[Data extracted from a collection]
****************************************

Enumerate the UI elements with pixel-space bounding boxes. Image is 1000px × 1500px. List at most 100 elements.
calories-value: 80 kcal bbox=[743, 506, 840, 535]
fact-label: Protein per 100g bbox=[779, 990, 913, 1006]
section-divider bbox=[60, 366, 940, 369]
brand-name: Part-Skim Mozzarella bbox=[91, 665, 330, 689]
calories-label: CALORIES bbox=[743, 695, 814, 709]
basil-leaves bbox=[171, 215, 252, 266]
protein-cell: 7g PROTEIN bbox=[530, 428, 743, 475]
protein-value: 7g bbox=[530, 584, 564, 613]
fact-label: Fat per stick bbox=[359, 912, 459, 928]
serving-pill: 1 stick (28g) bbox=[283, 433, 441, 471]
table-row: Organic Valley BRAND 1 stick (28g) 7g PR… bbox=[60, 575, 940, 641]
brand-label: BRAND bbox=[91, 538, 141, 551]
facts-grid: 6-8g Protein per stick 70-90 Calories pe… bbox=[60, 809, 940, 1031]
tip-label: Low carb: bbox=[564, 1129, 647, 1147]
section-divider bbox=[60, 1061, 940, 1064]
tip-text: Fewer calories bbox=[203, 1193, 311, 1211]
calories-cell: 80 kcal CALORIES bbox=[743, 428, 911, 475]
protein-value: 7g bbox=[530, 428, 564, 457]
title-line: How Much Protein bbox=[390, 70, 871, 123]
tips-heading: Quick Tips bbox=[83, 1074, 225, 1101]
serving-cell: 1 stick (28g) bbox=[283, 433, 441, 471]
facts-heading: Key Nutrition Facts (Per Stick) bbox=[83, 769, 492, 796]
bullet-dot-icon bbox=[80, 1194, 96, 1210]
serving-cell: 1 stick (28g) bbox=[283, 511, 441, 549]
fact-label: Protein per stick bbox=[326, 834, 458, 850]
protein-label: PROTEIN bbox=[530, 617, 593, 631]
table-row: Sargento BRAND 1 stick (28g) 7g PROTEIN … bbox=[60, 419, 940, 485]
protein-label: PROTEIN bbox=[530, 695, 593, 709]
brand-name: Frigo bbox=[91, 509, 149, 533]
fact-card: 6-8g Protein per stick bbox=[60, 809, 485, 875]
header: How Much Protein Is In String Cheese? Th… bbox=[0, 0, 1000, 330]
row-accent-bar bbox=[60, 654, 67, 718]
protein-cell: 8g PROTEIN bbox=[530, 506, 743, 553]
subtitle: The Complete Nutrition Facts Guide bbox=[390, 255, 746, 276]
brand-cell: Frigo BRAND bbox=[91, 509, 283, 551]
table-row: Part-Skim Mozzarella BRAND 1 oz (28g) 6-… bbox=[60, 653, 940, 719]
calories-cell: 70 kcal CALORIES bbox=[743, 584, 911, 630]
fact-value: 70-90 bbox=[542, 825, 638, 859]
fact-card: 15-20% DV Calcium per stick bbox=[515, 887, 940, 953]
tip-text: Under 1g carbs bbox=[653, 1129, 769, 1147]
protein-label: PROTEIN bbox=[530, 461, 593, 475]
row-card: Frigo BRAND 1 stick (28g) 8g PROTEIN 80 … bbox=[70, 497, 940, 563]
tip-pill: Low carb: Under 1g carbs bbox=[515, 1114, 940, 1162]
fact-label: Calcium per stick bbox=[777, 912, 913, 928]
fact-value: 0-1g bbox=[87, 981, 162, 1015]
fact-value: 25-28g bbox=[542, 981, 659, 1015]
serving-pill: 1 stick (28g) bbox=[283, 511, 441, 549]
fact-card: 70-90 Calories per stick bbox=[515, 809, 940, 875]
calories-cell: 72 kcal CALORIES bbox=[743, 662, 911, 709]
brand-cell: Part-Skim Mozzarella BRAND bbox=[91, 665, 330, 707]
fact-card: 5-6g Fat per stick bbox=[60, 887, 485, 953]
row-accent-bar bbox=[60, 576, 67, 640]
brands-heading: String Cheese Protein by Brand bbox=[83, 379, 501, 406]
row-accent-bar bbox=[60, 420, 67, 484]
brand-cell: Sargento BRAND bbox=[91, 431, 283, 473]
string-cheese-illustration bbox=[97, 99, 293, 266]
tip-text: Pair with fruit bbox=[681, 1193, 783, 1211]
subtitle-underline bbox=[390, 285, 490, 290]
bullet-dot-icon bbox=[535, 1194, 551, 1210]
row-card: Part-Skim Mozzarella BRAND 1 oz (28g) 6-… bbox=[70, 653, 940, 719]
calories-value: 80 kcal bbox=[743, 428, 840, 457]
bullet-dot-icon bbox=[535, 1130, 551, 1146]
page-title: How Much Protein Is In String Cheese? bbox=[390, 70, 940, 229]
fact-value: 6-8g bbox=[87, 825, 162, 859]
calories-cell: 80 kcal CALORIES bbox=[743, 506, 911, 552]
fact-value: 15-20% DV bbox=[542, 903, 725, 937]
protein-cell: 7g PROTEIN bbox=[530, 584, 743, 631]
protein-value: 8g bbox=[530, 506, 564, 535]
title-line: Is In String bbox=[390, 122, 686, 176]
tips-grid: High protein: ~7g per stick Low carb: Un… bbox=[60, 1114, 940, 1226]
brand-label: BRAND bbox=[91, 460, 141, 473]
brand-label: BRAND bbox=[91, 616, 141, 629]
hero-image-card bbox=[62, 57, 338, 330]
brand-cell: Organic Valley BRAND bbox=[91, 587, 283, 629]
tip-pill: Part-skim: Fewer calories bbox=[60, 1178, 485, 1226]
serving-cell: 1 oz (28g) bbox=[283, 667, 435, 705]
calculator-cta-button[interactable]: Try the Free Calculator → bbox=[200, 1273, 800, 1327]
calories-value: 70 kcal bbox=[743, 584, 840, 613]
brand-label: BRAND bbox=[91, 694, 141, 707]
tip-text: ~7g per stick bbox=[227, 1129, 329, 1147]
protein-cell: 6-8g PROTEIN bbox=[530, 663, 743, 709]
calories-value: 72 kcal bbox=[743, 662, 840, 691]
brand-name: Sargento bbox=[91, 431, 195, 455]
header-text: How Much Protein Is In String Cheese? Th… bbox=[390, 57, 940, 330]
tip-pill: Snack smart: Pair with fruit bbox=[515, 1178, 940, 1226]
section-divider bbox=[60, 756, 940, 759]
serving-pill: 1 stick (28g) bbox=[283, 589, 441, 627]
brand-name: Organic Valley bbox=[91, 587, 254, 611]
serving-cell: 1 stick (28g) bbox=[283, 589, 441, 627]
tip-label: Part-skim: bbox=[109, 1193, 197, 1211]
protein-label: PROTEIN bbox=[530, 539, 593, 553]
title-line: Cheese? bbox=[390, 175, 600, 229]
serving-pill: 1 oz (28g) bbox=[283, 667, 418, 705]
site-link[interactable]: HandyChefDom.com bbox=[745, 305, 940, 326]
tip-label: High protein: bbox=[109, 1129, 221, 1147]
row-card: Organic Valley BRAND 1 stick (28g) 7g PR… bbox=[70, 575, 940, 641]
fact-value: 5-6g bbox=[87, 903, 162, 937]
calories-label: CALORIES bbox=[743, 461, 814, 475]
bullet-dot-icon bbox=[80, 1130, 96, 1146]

****************************************

TRY IT:
In the records above, find every line with the word "interactable" and copy it.

WRITTEN RESPONSE:
calculator-cta-button[interactable]: Try the Free Calculator → bbox=[200, 1273, 800, 1327]
site-link[interactable]: HandyChefDom.com bbox=[745, 305, 940, 326]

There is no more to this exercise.